提供文本:
“统计大讲堂”第173讲预告:完整数据分布不可识别下识别和估计不可忽略缺失结果的均值
2021-10-26
报告时间:2021年10月28日
上午9:30-10:30
报告地点: 腾讯会议
(会议ID:352 846 507)
报告嘉宾:李伟
报告主题:完整数据分布不可识别下识别和估计不可忽略缺失结果的均值
报告摘要
完整数据分布不可识别下识别和估计不可忽略缺失结果的均值
We consider the problem of making inference about the population outcome mean of an outcome variable subject to nonignorable missingness. By leveraging a so-called shadow variable for the outcome, we propose a novel condition that ensures nonparametric identification of the outcome mean, although the full data distribution is not identified. The identifying condition requires the existence of a function as a solution to a representer equation that connects the shadow variable to the outcome mean. Under this condition, we use sieves to nonparametrically solve the representer equation and propose an estimator which avoids modeling the propensity score or the outcome regression. We establish the asymptotic properties of the proposed estimator. We also show that the estimator is locally efficient and attains the semiparametric efficiency bound for the shadow variable model under certain regularity conditions. We illustrate the proposed approach via simulations and a real data application on home pricing. The paper is available at http://arxiv.org/abs/2110.05776.
个人简介
李伟,中国人民大学统计学院,生物统计与流行病学系讲师,北京大学数学科学学院博士。主要研究领域为因果推断、缺失数据、高维统计等。目前已在包括Biometrika, Journal of Econometrics, Biometrics等国际著名统计期刊上发表多篇学术论文。主持一项国家自然科学青年基金项目,参与完成多项国家自然科学基金面上项目。

已知资料:
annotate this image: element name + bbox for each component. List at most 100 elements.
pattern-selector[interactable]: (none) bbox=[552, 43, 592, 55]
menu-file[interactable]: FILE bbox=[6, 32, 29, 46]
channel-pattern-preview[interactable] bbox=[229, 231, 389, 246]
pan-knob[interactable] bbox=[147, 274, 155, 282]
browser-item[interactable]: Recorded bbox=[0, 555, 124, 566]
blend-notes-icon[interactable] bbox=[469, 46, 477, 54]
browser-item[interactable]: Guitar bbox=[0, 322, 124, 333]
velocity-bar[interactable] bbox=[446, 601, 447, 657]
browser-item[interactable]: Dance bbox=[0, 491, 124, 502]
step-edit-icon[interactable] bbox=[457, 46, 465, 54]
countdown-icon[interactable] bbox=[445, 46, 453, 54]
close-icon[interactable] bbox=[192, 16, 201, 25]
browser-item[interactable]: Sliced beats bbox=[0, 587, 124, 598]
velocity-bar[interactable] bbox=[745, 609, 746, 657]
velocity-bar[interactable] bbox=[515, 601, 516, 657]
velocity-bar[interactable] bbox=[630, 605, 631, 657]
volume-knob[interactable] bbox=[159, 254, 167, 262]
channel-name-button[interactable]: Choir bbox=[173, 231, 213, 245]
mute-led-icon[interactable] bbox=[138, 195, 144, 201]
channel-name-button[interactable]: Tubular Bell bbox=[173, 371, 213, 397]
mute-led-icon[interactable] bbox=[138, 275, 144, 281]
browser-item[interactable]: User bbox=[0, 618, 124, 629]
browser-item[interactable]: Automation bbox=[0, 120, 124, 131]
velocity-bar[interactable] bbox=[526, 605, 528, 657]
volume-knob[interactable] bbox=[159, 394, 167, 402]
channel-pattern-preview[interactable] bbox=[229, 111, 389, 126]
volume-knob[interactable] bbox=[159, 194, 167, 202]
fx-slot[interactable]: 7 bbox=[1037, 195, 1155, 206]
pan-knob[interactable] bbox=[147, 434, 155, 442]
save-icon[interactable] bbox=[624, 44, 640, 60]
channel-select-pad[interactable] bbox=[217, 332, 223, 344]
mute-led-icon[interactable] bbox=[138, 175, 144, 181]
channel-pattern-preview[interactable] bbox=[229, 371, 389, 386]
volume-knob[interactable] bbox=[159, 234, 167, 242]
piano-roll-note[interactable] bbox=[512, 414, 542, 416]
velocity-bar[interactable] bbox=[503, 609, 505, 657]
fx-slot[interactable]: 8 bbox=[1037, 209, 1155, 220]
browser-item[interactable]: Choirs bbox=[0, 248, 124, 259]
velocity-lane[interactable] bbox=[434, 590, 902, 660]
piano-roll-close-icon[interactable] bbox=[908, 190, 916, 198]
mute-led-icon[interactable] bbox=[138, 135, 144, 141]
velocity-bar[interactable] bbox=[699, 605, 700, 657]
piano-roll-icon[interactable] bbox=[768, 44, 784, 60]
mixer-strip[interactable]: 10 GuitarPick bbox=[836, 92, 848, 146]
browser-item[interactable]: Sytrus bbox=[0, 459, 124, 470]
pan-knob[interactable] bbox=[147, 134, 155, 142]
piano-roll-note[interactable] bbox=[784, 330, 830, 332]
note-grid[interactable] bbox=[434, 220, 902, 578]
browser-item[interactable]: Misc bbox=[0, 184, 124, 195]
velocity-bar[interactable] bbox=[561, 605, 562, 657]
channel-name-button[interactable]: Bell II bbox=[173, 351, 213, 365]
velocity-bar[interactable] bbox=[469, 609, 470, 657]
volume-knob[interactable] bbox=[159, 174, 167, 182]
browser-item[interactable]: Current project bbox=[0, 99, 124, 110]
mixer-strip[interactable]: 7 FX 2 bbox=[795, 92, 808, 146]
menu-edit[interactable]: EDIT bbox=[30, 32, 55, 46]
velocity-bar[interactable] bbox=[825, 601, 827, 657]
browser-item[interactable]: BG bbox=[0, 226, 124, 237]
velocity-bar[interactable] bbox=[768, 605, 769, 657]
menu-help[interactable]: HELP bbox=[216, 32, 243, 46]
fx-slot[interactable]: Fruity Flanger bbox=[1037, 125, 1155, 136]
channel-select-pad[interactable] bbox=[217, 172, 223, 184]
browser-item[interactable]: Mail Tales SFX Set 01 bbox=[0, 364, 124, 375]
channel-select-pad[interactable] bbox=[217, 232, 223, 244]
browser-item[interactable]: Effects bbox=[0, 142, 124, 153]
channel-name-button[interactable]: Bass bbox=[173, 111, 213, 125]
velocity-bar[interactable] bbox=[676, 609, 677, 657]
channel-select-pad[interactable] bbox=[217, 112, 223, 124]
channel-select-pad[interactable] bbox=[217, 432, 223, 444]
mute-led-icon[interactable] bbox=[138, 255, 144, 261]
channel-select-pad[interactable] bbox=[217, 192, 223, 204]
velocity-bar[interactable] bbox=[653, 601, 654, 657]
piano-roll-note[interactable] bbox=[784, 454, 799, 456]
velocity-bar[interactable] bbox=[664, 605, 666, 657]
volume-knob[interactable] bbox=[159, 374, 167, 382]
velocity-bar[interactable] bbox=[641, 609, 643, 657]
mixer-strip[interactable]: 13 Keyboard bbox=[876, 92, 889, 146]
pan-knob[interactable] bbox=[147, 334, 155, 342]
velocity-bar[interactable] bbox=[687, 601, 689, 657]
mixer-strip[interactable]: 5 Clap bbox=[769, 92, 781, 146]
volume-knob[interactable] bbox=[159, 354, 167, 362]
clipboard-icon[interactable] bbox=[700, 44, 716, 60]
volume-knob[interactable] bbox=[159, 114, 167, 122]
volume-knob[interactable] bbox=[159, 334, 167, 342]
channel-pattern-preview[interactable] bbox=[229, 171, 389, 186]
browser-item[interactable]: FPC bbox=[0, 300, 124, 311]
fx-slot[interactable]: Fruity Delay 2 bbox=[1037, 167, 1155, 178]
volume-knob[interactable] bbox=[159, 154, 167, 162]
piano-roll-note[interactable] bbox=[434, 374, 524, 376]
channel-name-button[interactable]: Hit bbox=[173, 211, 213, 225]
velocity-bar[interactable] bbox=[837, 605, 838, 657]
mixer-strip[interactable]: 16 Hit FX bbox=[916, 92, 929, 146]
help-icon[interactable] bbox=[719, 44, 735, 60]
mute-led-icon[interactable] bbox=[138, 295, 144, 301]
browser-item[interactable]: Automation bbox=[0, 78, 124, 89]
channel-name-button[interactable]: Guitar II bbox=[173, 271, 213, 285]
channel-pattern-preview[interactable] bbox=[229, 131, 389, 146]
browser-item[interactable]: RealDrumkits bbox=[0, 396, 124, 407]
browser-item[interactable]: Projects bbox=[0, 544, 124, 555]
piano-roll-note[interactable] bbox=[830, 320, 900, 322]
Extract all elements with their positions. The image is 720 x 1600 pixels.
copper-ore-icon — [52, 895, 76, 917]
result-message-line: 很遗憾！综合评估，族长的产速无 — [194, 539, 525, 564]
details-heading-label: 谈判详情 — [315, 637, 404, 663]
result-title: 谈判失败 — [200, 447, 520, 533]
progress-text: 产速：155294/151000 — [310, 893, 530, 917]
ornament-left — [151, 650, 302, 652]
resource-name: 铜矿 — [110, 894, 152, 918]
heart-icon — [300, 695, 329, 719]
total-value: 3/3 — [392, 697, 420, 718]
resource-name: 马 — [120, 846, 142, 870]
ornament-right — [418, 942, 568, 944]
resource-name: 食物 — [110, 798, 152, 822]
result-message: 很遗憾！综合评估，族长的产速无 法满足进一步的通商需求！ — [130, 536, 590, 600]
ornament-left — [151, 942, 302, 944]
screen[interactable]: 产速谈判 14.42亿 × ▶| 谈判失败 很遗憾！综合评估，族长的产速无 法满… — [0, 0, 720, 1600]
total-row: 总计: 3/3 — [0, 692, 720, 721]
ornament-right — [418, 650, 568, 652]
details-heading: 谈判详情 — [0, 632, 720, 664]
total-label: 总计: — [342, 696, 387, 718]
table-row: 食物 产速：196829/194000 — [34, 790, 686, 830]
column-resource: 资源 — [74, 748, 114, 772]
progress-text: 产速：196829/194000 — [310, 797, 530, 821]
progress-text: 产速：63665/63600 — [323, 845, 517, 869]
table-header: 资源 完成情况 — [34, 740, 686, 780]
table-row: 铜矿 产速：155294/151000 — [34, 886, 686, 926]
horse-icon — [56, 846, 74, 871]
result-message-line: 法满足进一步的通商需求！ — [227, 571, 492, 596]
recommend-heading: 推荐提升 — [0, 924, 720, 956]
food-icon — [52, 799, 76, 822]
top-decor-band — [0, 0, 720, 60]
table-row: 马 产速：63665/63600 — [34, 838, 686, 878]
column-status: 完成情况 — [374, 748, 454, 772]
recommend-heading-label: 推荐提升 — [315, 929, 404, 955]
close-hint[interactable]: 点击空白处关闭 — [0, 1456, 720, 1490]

工作任务:
根据这份讲座预告,用一到三句话说明:为什么完整数据分布不可识别时,不可忽略缺失结果的均值仍能得到非参数识别? 这些资料取自其他来源。

回答如下:
因为研究借助结果变量的所谓“影子变量”,提出了一个新的条件。这个条件本身就保证了结果均值的非参数识别,尽管完整数据分布不可识别。该条件要求存在一个函数,它是把影子变量与结果均值联系起来的表示方程(representer equation)的解。